◆ **Task prompt**
Across the data below, how many lines hold "Giriş"? Answer with that number and nothing else.

[A run of records]
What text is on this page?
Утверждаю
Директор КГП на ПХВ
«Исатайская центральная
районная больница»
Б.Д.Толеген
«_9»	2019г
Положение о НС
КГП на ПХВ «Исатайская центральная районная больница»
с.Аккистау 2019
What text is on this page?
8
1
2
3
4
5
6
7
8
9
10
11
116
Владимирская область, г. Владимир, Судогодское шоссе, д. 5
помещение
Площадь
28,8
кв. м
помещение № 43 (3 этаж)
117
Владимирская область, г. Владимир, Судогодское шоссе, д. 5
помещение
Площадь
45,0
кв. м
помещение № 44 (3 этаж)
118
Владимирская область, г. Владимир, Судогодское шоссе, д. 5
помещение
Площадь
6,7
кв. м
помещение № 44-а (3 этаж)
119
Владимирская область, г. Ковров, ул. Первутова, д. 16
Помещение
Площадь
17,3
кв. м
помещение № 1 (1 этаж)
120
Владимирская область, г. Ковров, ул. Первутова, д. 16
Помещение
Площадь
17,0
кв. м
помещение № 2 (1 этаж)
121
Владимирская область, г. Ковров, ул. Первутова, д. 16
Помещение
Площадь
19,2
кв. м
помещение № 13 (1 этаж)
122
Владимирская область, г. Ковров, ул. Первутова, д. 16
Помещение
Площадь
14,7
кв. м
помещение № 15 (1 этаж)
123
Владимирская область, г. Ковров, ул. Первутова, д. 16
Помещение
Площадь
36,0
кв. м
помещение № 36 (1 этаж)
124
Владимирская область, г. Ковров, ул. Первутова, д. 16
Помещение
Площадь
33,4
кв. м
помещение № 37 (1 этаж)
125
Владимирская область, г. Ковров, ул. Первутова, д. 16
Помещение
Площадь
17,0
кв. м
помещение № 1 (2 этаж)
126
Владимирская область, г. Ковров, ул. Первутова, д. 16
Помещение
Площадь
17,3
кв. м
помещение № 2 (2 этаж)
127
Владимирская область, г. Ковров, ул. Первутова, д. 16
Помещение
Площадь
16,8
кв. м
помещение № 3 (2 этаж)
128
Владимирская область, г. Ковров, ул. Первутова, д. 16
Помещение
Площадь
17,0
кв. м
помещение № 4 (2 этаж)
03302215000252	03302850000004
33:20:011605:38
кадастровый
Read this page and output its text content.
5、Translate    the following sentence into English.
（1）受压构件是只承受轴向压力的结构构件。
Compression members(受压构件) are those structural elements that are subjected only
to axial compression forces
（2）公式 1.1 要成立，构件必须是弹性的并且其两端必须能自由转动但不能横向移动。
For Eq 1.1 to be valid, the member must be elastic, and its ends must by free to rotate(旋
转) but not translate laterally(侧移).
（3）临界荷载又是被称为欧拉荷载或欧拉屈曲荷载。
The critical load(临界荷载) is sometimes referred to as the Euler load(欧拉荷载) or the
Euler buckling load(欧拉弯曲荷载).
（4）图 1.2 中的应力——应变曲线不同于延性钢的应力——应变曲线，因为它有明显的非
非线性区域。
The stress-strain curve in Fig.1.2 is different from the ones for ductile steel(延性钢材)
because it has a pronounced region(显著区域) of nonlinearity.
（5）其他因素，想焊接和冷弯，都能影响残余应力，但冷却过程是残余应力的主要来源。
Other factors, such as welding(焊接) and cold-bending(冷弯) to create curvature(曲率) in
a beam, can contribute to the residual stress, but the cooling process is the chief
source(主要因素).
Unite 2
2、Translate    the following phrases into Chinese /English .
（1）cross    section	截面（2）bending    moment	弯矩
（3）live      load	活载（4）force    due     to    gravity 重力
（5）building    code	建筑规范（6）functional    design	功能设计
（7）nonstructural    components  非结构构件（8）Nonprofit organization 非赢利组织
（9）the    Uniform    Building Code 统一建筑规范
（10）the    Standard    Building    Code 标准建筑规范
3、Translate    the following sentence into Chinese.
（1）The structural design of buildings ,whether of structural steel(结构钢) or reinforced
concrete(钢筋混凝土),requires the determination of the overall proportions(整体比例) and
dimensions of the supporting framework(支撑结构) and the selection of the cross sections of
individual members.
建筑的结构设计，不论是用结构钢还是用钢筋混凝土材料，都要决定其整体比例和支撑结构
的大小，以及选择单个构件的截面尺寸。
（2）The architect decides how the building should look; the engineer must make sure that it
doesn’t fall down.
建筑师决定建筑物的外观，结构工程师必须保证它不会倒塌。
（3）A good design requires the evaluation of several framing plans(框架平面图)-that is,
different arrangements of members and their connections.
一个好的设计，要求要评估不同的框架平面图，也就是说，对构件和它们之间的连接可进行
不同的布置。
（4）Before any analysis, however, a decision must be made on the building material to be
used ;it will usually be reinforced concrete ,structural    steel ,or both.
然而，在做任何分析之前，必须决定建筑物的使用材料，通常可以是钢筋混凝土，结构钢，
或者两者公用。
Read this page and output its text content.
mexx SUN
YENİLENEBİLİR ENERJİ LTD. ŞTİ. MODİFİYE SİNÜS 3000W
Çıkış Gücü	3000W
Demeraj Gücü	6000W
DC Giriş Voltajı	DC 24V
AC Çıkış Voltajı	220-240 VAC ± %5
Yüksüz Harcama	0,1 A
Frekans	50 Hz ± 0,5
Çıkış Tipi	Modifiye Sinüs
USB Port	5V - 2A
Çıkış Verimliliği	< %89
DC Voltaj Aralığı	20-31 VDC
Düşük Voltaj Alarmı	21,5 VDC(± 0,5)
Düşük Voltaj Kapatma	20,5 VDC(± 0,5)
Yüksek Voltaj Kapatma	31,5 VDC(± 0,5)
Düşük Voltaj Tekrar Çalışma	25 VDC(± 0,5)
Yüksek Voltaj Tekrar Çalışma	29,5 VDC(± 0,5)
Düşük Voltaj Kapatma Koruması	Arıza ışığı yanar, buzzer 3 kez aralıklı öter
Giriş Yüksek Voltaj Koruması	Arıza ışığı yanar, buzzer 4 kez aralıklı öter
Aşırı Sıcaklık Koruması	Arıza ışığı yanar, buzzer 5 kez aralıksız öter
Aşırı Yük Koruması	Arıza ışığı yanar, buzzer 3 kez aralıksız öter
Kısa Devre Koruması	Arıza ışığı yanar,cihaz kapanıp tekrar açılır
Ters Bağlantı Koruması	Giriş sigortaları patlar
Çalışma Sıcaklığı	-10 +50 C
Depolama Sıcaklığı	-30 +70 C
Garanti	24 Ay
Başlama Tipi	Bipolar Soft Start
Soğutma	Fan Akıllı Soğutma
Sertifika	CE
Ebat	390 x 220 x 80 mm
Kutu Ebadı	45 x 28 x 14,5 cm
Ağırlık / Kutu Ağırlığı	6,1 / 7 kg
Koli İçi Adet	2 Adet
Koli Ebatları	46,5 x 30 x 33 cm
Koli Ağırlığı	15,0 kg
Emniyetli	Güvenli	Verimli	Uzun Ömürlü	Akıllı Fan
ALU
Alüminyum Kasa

◆ **Solution for this task**
3